### [What is being asked]
Render the following material again verbatim, leaving nothing out.
---+---
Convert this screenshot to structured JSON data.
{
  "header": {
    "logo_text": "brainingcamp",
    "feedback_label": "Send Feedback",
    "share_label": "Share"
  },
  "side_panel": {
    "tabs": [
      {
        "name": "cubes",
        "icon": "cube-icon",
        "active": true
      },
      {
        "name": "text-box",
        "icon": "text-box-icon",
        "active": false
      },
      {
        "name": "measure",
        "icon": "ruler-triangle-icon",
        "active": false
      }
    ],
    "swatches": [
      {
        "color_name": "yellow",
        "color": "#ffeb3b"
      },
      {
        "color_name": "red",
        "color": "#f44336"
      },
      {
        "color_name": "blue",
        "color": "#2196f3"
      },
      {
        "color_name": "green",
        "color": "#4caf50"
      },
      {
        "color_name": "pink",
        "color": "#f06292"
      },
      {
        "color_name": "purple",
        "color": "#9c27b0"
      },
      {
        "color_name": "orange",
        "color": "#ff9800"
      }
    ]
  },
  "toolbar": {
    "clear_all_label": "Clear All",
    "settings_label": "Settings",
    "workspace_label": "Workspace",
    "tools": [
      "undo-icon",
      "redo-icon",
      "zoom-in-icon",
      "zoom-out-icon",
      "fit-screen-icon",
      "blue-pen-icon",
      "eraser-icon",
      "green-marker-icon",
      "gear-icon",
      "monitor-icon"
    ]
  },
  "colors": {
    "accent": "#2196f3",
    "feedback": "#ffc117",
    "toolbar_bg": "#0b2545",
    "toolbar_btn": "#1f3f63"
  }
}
---+---
### [Task response]
Convert this screenshot to structured JSON data.
{
  "header": {
    "logo_text": "brainingcamp",
    "feedback_label": "Send Feedback",
    "share_label": "Share"
  },
  "side_panel": {
    "tabs": [
      {
        "name": "cubes",
        "icon": "cube-icon",
        "active": true
      },
      {
        "name": "text-box",
        "icon": "text-box-icon",
        "active": false
      },
      {
        "name": "measure",
        "icon": "ruler-triangle-icon",
        "active": false
      }
    ],
    "swatches": [
      {
        "color_name": "yellow",
        "color": "#ffeb3b"
      },
      {
        "color_name": "red",
        "color": "#f44336"
      },
      {
        "color_name": "blue",
        "color": "#2196f3"
      },
      {
        "color_name": "green",
        "color": "#4caf50"
      },
      {
        "color_name": "pink",
        "color": "#f06292"
      },
      {
        "color_name": "purple",
        "color": "#9c27b0"
      },
      {
        "color_name": "orange",
        "color": "#ff9800"
      }
    ]
  },
  "toolbar": {
    "clear_all_label": "Clear All",
    "settings_label": "Settings",
    "workspace_label": "Workspace",
    "tools": [
      "undo-icon",
      "redo-icon",
      "zoom-in-icon",
      "zoom-out-icon",
      "fit-screen-icon",
      "blue-pen-icon",
      "eraser-icon",
      "green-marker-icon",
      "gear-icon",
      "monitor-icon"
    ]
  },
  "colors": {
    "accent": "#2196f3",
    "feedback": "#ffc117",
    "toolbar_bg": "#0b2545",
    "toolbar_btn": "#1f3f63"
  }
}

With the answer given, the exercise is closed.